DATA PROVIDED:
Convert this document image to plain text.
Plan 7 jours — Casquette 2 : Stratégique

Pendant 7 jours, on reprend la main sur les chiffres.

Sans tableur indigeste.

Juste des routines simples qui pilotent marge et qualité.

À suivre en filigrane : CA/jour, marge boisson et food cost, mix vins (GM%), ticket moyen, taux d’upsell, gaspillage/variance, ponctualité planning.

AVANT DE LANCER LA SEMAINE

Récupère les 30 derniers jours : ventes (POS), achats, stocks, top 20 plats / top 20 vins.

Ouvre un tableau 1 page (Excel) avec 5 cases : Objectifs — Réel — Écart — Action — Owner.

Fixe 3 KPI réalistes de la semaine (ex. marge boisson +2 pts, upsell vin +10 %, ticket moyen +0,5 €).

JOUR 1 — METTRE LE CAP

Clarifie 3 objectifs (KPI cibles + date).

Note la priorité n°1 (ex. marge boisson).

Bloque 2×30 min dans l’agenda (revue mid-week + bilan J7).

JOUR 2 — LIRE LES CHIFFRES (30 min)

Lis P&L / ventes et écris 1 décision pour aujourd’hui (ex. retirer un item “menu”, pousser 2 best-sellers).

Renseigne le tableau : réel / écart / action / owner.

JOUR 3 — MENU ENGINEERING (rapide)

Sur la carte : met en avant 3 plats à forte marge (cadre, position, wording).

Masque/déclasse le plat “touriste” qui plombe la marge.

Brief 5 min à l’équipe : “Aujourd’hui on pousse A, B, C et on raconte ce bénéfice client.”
==
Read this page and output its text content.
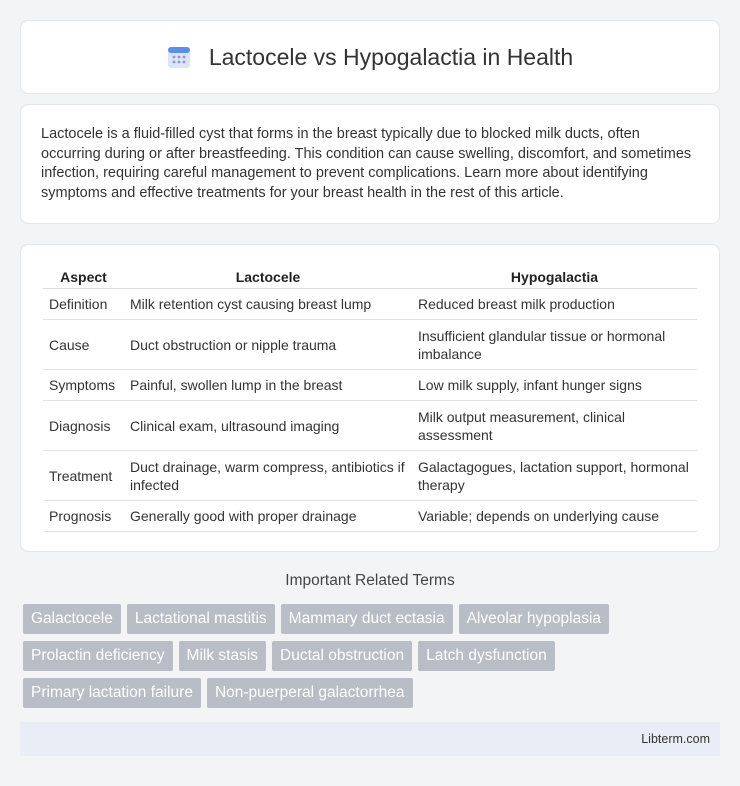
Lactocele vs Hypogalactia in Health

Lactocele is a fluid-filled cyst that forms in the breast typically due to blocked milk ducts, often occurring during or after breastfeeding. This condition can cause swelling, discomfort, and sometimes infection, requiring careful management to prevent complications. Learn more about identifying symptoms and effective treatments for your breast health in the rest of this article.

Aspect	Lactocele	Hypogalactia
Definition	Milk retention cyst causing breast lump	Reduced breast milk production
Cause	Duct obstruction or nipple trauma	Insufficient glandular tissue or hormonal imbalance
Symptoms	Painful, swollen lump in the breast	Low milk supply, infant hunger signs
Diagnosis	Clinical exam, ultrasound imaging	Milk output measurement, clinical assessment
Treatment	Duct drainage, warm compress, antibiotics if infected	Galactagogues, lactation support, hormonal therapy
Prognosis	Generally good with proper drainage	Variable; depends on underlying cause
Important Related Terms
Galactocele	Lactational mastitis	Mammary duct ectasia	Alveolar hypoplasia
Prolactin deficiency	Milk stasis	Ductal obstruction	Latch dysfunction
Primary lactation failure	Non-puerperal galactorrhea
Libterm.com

PROBLEM REQUIREMENTS: State how many lines of the listing above include the word "page". Give nothing but the number.

EXERCISE ANSWER: 2